SUPPLIED MATERIAL
===============

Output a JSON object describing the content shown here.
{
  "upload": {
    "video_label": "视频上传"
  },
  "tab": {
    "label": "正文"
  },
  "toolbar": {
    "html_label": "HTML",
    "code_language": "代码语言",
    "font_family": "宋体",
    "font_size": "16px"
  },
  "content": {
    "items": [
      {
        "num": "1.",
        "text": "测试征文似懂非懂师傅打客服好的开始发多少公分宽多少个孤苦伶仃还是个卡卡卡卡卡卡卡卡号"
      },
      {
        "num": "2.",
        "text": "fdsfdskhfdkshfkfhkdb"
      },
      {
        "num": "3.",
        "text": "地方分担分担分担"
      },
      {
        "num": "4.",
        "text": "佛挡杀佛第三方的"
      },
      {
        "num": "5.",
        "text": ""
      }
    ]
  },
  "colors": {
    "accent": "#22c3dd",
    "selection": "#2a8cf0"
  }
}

===============

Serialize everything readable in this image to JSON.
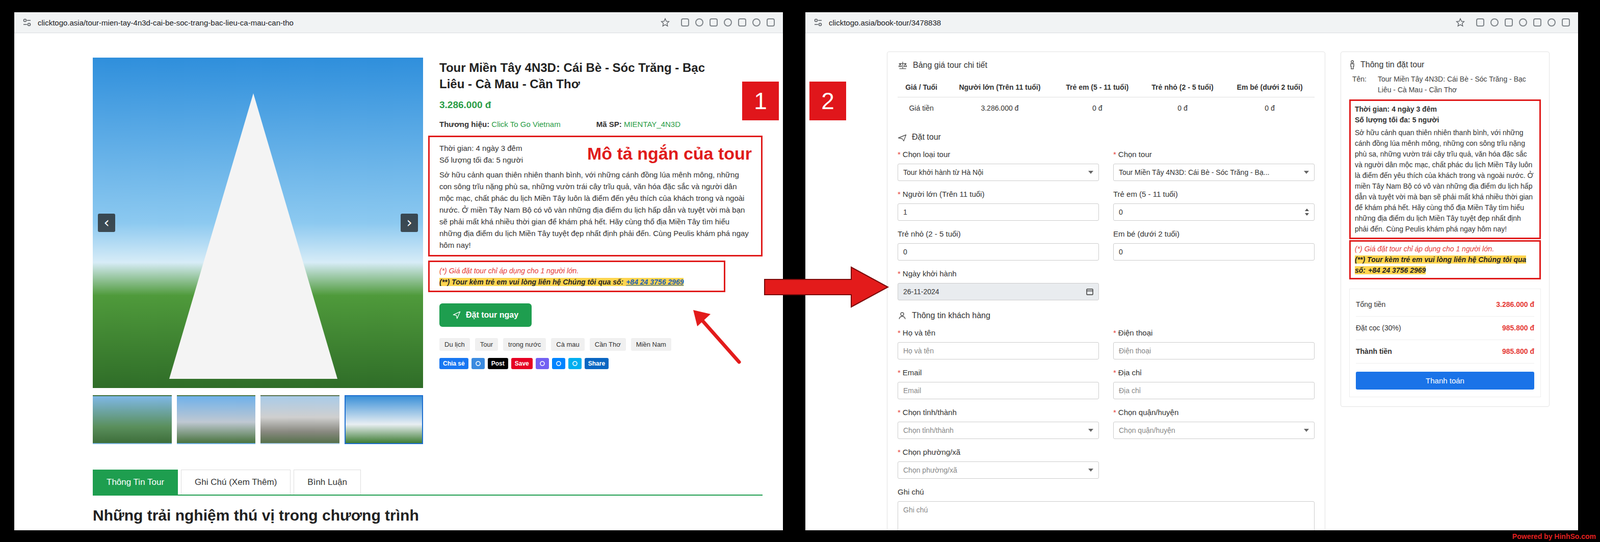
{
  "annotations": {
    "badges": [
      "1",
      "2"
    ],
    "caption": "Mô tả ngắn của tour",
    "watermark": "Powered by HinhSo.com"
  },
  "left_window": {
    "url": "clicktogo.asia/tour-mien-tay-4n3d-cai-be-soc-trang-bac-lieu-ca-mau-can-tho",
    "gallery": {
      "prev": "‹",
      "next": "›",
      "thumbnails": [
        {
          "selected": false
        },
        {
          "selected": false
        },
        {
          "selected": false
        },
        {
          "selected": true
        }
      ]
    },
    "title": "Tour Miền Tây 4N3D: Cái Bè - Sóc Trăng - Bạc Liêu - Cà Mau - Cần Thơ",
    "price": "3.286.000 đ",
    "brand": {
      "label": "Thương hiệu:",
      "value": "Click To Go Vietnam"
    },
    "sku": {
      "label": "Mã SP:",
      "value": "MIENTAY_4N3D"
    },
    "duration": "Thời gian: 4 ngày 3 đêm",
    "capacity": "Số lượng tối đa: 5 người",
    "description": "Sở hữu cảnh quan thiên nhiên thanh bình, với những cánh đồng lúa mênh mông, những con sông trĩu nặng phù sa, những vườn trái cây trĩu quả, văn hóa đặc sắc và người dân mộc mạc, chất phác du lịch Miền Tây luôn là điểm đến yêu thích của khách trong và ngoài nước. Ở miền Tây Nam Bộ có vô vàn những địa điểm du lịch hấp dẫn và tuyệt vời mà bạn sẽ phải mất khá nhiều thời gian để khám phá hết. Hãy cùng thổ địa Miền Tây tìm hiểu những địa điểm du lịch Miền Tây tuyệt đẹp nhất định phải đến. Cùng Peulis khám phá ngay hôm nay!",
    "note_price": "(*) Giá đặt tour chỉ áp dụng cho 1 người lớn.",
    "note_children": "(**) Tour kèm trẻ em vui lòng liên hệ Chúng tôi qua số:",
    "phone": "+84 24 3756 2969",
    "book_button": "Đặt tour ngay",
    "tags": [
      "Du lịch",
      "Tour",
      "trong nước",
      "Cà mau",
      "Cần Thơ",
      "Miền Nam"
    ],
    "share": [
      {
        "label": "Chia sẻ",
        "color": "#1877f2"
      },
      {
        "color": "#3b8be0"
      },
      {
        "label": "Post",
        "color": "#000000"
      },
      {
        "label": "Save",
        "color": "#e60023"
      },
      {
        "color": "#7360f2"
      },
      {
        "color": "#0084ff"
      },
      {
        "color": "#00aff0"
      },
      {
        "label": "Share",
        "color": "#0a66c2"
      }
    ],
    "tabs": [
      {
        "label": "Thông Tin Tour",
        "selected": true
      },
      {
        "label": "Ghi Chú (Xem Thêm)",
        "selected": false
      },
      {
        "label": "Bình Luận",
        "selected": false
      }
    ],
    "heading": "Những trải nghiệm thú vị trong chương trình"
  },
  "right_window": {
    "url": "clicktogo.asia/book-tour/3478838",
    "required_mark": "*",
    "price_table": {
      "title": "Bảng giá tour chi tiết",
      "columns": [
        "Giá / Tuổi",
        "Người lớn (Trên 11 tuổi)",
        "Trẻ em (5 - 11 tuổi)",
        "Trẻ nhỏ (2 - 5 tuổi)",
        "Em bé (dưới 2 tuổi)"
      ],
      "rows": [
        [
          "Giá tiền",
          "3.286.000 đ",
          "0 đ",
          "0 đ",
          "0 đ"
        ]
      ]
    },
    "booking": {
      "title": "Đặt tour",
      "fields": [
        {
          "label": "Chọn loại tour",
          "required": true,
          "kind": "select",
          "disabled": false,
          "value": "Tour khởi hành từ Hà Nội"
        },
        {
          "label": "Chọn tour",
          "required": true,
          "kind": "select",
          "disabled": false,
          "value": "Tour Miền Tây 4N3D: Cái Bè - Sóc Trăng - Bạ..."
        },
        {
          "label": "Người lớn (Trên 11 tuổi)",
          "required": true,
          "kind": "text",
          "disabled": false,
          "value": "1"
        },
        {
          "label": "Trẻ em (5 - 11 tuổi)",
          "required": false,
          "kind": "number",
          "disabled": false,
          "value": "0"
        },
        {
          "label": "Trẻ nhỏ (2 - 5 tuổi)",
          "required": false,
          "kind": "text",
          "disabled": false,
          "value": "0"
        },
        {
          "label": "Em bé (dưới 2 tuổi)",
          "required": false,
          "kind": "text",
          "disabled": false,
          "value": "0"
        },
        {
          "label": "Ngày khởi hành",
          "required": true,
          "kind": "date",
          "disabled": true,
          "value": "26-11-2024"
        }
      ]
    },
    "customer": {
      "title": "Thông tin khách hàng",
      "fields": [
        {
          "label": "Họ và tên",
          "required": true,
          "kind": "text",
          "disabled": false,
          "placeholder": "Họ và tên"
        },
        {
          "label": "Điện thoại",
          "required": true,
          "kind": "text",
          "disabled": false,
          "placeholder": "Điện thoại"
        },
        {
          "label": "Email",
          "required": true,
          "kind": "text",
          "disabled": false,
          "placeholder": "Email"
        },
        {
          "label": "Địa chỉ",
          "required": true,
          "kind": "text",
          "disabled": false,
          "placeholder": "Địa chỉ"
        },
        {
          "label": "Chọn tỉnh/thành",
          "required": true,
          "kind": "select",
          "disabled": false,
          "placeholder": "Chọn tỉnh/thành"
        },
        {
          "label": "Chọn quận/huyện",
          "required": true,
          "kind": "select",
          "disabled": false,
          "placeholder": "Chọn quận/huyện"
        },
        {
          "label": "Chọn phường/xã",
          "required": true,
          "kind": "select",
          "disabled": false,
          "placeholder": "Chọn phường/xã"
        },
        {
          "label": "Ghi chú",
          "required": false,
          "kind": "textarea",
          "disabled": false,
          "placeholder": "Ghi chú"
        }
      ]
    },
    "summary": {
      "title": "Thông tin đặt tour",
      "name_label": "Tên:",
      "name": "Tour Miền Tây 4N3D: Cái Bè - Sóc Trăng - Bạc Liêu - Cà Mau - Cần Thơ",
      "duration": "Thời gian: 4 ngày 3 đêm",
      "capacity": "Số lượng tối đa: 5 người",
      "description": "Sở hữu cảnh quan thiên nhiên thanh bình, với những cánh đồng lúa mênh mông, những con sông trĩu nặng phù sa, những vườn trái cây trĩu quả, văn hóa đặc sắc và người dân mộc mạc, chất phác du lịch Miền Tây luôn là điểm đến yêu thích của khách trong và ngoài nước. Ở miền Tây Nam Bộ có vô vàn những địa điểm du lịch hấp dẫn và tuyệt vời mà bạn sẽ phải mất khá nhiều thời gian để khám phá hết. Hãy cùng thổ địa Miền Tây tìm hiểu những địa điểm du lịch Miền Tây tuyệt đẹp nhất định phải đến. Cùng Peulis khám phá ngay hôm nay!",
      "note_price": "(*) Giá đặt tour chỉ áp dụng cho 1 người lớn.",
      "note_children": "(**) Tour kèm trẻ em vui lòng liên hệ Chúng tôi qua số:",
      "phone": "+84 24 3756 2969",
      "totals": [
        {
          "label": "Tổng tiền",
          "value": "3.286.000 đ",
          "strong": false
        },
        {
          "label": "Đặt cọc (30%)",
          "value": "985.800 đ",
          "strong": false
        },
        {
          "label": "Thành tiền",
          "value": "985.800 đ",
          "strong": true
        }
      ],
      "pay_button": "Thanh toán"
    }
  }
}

===============

DESCRIPTION OF THE TASK
Show every line in the records above that contains the word "capacity".

RESULT FOR THIS EXERCISE
    "capacity": "Số lượng tối đa: 5 người",
      "capacity": "Số lượng tối đa: 5 người",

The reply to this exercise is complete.